- What is expected:
Show every line where "dpanabaker" occurs.

- Stored rows:

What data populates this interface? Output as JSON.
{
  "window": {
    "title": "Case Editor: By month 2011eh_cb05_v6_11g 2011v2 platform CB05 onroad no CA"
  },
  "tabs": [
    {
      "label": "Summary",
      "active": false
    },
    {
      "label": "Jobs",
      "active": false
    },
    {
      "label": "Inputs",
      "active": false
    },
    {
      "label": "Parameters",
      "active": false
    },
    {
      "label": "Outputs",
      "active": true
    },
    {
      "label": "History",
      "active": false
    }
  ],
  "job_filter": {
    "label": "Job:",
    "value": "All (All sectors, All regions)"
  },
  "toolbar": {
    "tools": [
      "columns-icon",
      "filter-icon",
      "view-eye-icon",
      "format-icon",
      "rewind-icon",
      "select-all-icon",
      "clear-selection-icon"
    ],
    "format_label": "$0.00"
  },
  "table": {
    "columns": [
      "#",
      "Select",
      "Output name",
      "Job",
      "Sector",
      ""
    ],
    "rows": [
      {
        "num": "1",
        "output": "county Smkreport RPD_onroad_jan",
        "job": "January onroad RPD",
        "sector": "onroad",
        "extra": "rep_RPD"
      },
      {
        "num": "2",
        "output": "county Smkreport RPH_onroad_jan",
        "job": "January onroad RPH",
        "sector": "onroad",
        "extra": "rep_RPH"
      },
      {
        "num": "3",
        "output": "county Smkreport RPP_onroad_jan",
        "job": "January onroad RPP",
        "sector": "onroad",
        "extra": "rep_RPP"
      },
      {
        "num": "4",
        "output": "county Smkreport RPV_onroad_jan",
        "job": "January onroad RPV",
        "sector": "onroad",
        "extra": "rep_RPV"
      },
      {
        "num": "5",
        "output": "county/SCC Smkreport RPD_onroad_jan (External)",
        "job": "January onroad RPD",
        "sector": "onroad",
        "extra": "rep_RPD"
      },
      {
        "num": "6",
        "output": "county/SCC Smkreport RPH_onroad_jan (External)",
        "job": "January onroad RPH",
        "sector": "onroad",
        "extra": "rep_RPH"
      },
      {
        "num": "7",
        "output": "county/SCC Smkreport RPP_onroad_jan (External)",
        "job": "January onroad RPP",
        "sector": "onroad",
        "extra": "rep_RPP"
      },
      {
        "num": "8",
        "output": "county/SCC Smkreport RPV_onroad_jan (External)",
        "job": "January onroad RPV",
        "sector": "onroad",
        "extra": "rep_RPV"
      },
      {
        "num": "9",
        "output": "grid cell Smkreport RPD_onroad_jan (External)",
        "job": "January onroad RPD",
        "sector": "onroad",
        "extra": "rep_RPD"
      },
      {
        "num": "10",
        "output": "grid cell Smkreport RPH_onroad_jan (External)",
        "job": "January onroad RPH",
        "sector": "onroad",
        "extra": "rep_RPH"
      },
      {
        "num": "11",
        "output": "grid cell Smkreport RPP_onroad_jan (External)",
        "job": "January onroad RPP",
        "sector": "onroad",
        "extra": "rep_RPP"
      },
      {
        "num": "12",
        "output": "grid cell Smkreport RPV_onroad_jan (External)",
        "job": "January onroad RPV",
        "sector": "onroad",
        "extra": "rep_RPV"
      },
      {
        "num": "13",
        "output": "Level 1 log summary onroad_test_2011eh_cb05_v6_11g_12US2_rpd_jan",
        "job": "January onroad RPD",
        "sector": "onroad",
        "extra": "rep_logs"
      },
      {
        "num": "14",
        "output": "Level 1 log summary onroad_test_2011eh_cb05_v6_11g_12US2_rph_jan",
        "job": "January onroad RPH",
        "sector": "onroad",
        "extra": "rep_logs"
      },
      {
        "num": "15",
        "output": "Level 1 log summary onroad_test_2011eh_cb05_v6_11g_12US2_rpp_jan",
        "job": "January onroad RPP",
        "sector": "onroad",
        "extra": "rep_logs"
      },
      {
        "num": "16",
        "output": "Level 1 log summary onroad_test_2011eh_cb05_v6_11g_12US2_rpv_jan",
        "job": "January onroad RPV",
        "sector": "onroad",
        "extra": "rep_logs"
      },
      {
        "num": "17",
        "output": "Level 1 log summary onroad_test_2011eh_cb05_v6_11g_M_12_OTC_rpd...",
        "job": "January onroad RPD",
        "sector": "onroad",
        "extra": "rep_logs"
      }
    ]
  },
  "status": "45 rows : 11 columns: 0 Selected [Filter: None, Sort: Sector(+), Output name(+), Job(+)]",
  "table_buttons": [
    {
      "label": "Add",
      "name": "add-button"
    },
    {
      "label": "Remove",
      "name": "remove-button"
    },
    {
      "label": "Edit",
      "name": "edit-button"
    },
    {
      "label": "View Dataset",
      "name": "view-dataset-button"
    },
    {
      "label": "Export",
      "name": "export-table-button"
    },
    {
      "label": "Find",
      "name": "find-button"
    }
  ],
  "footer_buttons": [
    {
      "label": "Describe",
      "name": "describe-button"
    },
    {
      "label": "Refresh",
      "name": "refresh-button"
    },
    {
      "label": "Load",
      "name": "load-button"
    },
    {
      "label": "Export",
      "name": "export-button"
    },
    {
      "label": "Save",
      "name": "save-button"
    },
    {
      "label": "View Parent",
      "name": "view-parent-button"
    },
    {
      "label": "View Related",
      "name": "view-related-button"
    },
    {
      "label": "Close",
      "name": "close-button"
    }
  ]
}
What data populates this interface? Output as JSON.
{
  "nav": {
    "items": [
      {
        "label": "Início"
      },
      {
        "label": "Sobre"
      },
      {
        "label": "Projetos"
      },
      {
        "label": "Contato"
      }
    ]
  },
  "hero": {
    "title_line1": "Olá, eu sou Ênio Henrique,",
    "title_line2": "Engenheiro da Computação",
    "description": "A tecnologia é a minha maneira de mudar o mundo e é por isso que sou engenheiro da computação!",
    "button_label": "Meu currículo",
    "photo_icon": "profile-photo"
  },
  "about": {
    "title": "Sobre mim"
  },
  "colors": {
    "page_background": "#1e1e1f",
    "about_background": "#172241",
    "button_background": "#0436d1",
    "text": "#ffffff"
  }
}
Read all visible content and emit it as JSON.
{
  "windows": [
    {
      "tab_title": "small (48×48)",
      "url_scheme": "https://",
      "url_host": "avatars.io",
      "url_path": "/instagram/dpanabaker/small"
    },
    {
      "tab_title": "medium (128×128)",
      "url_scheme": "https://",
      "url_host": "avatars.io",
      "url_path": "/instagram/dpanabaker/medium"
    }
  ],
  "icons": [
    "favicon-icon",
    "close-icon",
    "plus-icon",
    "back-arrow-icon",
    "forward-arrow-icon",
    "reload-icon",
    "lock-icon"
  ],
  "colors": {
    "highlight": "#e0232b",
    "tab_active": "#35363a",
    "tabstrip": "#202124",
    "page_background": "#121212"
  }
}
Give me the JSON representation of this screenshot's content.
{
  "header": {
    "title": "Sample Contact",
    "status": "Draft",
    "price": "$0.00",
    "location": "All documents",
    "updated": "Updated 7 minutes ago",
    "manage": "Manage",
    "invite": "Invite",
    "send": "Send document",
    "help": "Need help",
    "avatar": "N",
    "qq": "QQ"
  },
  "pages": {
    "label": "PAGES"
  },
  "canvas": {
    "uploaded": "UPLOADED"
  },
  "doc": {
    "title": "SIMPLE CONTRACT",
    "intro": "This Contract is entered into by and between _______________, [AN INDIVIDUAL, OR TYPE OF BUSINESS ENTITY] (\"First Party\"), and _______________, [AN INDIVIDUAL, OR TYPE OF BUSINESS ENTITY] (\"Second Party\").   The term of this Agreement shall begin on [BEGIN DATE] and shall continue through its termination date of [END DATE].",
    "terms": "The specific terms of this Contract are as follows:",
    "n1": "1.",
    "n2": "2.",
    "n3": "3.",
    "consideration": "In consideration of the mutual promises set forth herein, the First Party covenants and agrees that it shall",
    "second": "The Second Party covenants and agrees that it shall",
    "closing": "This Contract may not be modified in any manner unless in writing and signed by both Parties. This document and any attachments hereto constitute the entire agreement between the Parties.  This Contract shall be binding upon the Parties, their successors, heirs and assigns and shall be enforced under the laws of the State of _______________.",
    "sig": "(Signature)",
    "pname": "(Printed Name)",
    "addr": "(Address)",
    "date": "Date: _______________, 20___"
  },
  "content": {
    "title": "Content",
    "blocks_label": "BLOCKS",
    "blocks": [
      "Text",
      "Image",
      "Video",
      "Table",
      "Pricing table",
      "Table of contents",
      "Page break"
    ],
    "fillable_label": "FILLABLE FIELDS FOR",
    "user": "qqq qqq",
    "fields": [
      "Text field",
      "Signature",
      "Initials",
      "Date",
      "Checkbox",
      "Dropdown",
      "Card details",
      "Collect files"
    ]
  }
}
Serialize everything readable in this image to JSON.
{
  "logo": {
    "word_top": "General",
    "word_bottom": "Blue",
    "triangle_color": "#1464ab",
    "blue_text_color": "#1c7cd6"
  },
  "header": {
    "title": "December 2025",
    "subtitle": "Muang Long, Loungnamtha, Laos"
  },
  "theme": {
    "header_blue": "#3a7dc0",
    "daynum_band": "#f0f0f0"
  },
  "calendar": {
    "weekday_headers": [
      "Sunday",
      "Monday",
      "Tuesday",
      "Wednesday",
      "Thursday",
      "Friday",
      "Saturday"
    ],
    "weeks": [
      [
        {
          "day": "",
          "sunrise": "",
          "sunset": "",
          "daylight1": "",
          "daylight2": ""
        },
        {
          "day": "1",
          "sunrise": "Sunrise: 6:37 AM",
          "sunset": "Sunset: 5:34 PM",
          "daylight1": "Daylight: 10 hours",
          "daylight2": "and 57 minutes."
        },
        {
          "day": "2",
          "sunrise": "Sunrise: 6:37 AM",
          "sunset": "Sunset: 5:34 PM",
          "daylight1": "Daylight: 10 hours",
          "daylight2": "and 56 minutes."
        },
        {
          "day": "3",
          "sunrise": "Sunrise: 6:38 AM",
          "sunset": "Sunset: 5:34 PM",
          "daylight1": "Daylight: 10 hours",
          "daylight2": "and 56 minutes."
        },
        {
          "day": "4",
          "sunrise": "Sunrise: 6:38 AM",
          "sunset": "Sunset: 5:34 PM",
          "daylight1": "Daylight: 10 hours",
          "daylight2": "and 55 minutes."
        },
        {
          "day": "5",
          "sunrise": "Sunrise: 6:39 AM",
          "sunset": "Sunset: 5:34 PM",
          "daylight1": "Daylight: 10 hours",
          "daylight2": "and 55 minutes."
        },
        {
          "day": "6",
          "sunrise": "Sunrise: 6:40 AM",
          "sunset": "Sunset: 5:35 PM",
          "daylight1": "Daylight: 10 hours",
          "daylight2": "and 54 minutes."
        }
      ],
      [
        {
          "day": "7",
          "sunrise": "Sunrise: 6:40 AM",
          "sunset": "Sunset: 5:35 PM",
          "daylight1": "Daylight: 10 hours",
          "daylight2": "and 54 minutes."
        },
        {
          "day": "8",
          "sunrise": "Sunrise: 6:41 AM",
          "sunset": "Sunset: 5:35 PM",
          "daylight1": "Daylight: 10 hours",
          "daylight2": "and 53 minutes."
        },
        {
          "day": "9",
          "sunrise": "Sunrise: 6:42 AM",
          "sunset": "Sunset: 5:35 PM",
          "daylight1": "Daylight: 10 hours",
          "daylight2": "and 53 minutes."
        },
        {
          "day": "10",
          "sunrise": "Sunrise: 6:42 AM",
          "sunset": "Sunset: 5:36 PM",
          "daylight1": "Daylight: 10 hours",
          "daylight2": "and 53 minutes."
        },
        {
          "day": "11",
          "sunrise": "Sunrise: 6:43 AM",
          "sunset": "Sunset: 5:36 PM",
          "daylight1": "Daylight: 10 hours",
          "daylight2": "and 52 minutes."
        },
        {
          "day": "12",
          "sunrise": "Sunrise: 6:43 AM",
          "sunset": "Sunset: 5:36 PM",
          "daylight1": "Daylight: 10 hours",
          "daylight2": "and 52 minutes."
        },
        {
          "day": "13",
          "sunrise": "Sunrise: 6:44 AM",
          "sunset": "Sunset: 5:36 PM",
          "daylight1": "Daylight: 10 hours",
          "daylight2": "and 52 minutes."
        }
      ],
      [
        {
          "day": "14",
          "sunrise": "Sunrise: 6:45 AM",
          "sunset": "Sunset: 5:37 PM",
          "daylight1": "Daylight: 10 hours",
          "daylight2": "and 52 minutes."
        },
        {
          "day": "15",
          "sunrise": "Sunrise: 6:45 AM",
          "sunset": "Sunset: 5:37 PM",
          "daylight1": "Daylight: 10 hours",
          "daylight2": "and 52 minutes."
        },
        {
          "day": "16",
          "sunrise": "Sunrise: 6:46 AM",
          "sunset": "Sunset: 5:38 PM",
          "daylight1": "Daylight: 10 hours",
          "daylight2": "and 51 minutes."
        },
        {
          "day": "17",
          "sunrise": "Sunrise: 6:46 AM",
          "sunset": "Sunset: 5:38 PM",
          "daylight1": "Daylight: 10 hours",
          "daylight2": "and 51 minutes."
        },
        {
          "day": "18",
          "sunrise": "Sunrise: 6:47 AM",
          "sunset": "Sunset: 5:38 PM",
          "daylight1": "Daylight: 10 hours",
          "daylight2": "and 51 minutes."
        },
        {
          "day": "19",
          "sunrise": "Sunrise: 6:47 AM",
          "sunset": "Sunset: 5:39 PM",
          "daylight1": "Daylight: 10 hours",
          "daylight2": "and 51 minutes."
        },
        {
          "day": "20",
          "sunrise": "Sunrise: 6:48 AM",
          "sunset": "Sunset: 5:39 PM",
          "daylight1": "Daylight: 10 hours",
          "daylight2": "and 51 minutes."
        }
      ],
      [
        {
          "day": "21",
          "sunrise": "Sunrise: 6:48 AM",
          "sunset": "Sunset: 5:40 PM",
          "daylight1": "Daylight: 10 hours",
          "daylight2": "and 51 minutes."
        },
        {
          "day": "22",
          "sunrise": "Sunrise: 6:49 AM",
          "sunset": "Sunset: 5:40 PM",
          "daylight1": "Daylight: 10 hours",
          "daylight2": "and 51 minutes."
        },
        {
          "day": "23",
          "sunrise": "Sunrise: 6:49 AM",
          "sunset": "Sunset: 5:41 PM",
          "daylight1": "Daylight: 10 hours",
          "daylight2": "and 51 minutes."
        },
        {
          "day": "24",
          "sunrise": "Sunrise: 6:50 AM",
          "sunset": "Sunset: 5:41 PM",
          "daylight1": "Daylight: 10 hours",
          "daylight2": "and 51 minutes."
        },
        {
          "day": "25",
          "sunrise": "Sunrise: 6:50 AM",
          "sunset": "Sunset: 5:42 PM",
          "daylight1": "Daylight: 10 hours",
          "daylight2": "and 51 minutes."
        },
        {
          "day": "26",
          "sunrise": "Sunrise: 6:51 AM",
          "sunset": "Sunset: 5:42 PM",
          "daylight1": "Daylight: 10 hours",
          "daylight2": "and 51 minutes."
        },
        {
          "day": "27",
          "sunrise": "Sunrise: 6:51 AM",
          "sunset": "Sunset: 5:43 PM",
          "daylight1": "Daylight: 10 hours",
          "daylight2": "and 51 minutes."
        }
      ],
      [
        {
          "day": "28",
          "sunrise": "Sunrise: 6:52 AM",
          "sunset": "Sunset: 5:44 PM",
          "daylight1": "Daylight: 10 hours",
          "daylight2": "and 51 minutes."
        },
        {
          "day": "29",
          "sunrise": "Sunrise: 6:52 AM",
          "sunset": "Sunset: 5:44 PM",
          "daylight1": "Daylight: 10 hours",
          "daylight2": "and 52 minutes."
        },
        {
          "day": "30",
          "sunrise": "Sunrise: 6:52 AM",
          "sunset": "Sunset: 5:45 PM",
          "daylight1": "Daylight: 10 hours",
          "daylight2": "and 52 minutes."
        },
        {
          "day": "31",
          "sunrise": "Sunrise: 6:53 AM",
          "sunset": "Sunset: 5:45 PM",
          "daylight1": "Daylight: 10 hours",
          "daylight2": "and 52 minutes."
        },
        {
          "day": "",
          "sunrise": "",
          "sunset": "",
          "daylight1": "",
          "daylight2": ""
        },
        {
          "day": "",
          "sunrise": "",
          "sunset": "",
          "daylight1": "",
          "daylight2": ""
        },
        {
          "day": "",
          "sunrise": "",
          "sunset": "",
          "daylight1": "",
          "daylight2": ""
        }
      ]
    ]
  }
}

- Final answer:
      "url_path": "/instagram/dpanabaker/small"
      "url_path": "/instagram/dpanabaker/medium"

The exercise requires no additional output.